• PROBLEM TO WORK ON
Which lines of the records contain "числе"? Collect every one of them.

• SUPPLIED INFORMATION
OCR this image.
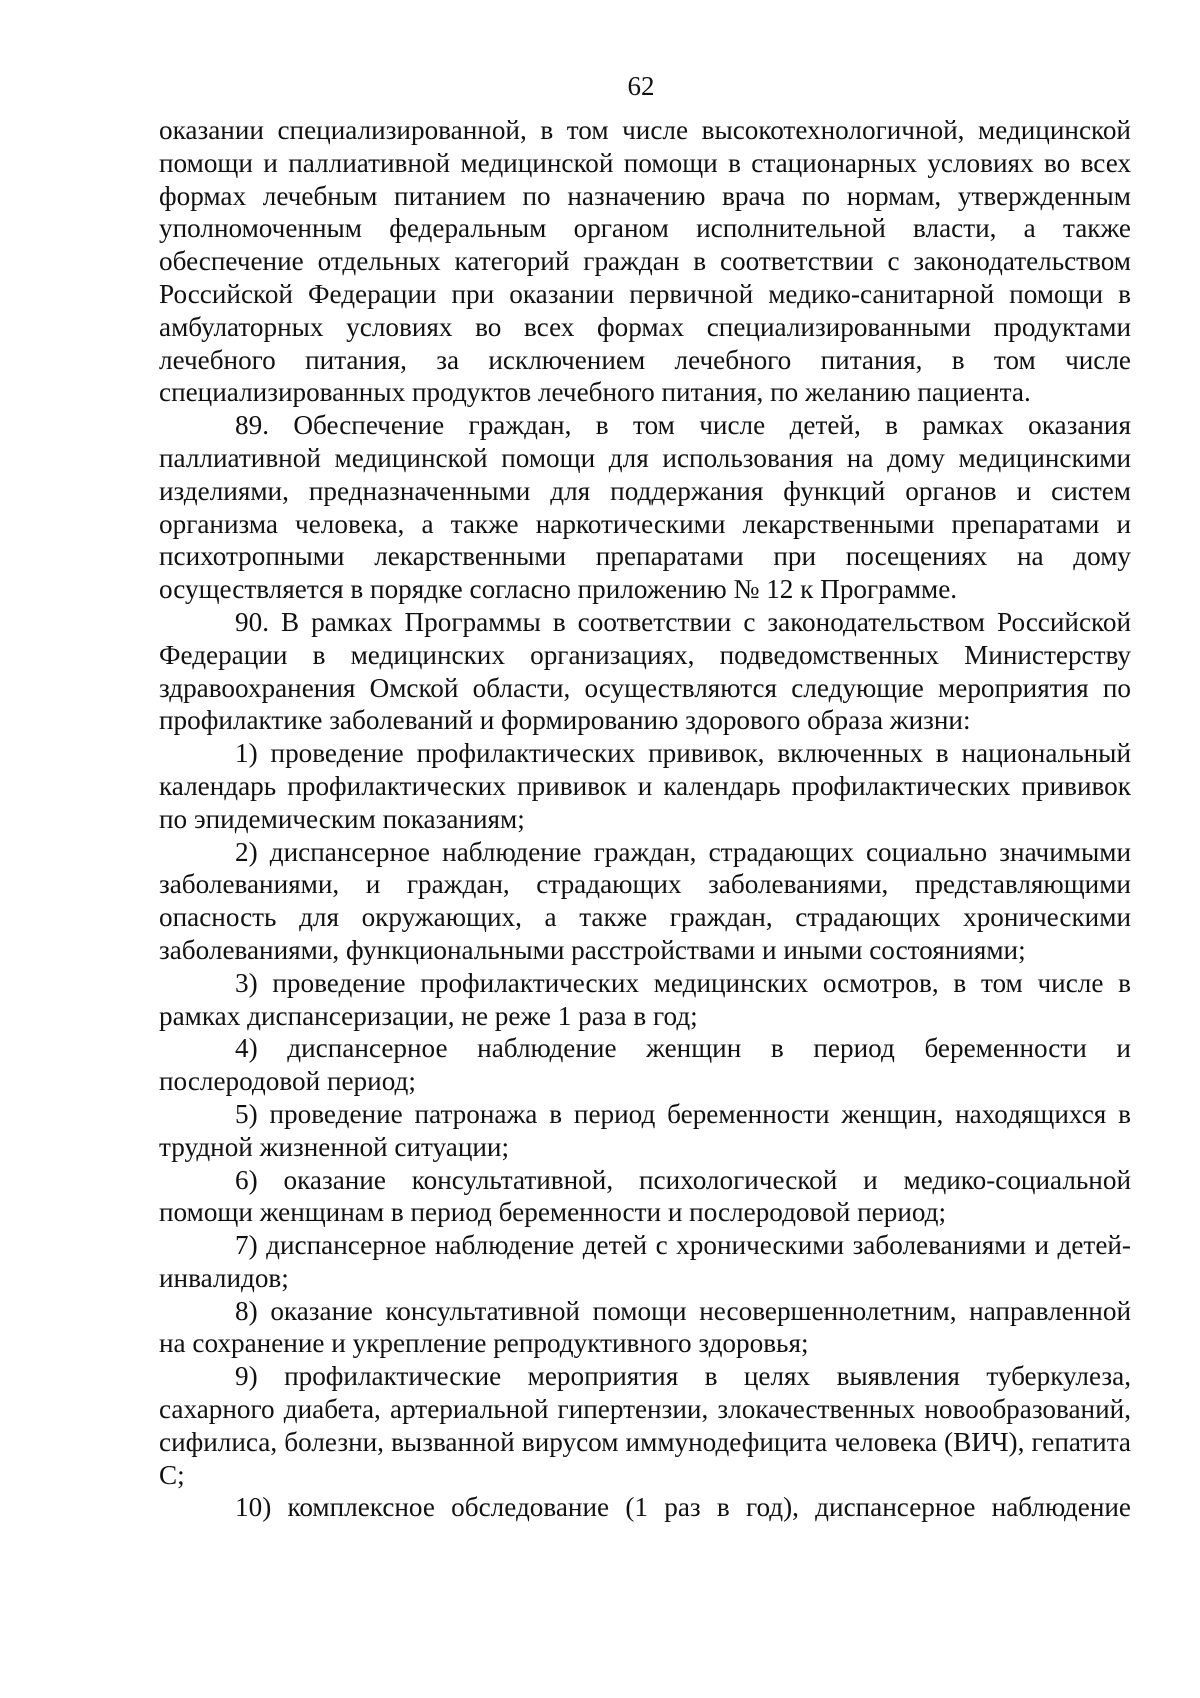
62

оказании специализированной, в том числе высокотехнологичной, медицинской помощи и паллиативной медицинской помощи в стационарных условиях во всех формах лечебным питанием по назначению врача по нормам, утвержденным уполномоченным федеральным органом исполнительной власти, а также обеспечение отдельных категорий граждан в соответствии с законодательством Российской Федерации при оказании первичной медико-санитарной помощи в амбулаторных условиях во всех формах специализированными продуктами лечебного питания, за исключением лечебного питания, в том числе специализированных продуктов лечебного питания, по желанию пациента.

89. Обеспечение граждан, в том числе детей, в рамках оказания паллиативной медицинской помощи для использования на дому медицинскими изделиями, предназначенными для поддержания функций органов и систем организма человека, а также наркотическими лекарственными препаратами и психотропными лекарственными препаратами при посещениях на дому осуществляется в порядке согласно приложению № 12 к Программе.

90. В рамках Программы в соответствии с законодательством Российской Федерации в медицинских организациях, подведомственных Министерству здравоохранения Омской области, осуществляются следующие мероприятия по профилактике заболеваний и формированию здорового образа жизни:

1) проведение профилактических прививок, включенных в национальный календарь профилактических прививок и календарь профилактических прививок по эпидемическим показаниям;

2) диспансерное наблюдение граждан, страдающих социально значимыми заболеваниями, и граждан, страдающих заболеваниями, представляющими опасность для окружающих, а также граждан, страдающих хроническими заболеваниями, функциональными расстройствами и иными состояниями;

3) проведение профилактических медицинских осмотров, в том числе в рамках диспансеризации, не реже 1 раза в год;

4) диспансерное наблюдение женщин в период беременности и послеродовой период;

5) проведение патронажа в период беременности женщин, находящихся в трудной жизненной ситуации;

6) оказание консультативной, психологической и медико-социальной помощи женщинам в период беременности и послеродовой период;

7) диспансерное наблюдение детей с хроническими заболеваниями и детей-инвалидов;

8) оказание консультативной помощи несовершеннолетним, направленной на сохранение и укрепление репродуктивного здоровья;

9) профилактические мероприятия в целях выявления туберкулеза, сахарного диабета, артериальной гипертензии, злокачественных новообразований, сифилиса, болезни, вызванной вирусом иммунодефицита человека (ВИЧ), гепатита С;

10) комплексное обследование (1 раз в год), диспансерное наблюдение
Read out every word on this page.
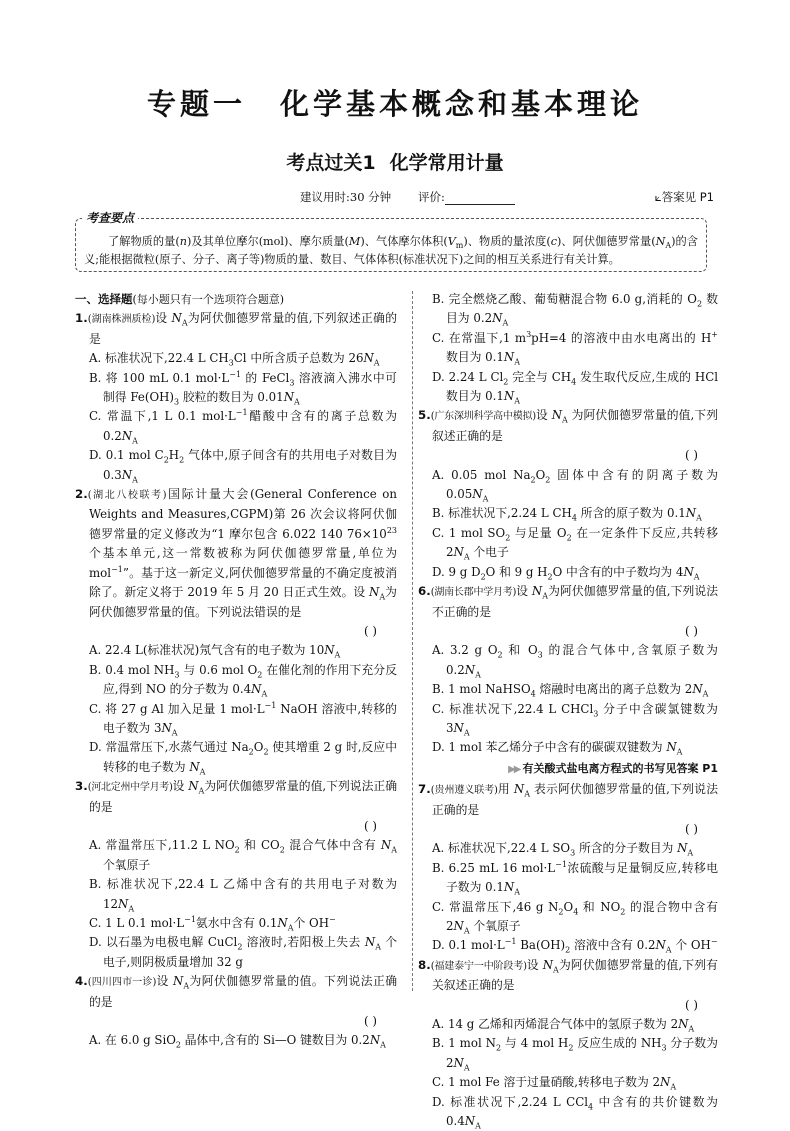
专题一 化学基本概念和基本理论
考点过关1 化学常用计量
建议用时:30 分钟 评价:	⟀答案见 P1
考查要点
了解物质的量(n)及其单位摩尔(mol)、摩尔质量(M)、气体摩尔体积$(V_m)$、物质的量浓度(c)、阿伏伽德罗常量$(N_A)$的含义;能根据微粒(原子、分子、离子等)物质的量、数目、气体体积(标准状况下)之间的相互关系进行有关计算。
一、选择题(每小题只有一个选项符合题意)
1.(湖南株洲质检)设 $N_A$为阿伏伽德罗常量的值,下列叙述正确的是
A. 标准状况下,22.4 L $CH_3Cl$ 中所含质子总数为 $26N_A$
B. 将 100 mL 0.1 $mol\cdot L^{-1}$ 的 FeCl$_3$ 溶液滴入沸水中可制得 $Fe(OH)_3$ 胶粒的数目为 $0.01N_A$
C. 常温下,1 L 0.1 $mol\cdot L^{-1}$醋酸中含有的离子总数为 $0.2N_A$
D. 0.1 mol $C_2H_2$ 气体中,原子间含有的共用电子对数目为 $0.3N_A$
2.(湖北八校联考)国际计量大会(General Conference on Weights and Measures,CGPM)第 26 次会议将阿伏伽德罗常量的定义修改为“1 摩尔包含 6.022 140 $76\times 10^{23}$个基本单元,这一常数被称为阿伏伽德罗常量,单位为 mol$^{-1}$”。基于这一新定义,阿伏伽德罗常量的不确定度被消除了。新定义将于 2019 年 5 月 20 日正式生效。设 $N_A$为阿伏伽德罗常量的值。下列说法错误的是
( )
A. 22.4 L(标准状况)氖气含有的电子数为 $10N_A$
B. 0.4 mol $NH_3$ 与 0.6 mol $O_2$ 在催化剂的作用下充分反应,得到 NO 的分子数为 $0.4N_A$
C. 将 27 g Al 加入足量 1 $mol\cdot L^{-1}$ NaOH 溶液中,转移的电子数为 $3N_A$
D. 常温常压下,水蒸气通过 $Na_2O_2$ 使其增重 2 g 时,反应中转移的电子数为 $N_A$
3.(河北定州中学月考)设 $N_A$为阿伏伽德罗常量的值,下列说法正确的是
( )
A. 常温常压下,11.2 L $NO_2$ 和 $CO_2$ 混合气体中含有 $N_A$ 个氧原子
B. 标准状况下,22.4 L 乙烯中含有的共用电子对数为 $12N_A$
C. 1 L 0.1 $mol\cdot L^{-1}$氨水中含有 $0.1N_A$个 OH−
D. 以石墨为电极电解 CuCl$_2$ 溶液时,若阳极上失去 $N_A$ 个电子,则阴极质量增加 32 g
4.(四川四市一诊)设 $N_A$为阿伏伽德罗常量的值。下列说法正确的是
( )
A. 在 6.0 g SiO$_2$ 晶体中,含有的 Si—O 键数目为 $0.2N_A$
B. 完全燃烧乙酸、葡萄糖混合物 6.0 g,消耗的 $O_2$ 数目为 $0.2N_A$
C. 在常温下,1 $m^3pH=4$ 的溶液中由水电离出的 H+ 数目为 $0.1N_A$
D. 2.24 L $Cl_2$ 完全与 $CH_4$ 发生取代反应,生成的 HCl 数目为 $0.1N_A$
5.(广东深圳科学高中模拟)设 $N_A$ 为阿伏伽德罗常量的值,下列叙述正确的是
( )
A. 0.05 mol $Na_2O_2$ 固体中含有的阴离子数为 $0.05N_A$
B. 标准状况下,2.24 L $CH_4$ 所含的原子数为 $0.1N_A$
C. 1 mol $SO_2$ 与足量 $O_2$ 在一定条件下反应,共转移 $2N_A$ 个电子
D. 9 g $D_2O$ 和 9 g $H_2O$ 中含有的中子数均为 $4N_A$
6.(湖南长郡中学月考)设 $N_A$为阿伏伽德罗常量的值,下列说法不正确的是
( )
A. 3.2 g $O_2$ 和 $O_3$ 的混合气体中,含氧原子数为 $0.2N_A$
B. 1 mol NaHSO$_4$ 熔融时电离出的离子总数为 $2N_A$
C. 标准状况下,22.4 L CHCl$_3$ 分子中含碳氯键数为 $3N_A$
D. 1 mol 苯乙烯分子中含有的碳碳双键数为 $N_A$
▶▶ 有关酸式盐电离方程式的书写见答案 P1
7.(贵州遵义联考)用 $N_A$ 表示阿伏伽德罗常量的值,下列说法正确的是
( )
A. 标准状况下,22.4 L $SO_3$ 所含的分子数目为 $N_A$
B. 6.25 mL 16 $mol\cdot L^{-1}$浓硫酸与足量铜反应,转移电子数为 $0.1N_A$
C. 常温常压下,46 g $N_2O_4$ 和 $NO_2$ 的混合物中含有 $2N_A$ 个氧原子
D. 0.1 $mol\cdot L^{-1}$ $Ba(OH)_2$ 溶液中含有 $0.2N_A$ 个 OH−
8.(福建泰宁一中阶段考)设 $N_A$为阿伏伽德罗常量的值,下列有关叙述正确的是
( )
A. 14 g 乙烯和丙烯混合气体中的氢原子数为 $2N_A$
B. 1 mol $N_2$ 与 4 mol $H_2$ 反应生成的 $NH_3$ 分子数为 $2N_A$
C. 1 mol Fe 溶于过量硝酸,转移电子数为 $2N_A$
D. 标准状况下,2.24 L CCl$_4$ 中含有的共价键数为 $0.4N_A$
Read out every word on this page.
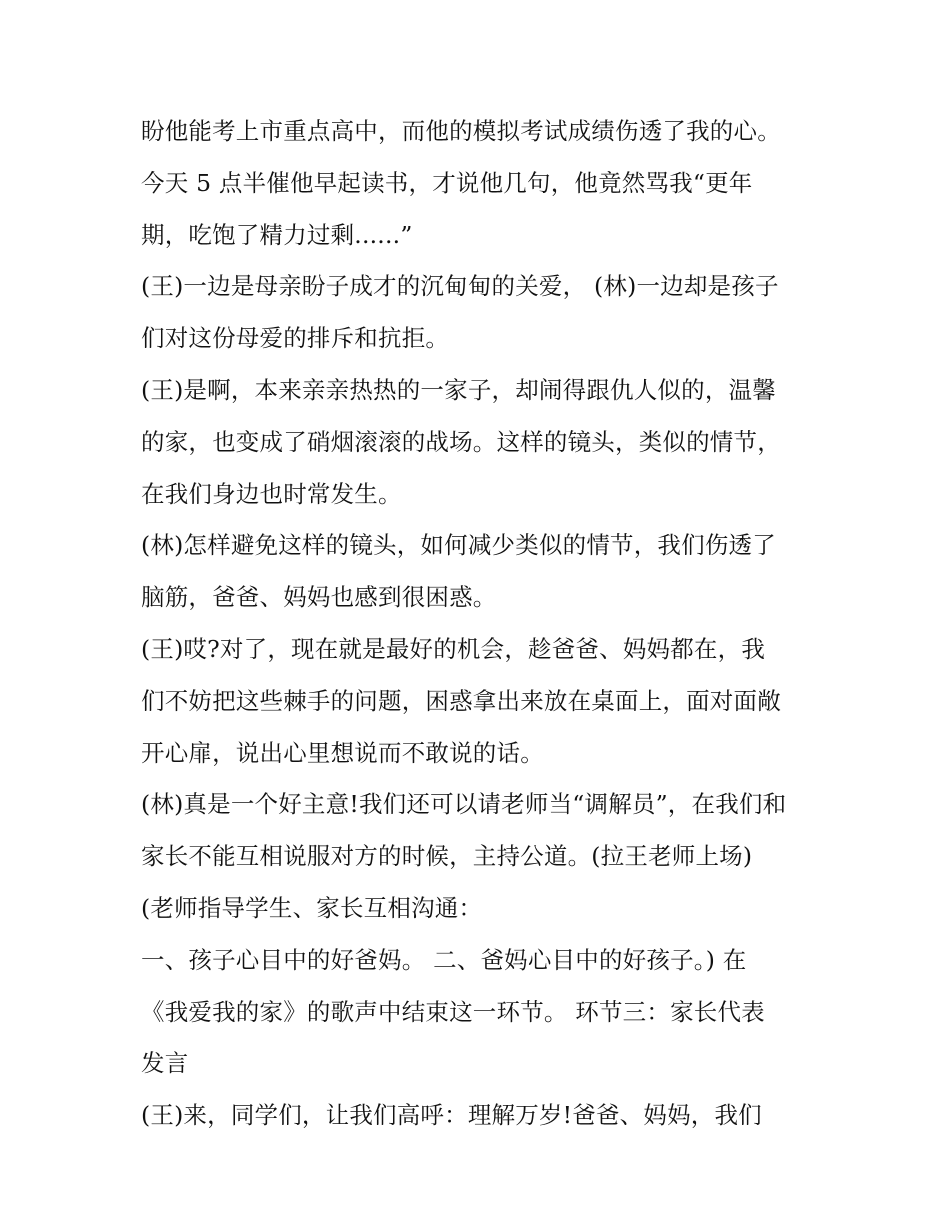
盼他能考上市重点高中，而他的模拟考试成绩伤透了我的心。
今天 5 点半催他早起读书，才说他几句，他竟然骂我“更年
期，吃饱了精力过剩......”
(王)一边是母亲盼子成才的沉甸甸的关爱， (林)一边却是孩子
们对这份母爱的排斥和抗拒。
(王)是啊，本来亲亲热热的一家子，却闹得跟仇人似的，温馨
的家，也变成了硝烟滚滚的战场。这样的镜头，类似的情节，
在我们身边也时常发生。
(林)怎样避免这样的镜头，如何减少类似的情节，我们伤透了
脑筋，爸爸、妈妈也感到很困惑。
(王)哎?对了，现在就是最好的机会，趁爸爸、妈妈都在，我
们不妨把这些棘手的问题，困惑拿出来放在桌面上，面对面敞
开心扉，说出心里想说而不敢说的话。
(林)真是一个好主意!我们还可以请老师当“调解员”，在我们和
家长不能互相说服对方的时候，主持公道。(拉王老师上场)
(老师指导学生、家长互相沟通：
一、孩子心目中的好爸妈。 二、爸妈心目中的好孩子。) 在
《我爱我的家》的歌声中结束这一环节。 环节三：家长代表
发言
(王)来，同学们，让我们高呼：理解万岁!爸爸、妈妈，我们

• FULL SOLUTION
оказании специализированной, в том числе высокотехнологичной, медицинской помощи и паллиативной медицинской помощи в стационарных условиях во всех формах лечебным питанием по назначению врача по нормам, утвержденным уполномоченным федеральным органом исполнительной власти, а также обеспечение отдельных категорий граждан в соответствии с законодательством Российской Федерации при оказании первичной медико-санитарной помощи в амбулаторных условиях во всех формах специализированными продуктами лечебного питания, за исключением лечебного питания, в том числе специализированных продуктов лечебного питания, по желанию пациента.
89. Обеспечение граждан, в том числе детей, в рамках оказания паллиативной медицинской помощи для использования на дому медицинскими изделиями, предназначенными для поддержания функций органов и систем организма человека, а также наркотическими лекарственными препаратами и психотропными лекарственными препаратами при посещениях на дому осуществляется в порядке согласно приложению № 12 к Программе.
3) проведение профилактических медицинских осмотров, в том числе в рамках диспансеризации, не реже 1 раза в год;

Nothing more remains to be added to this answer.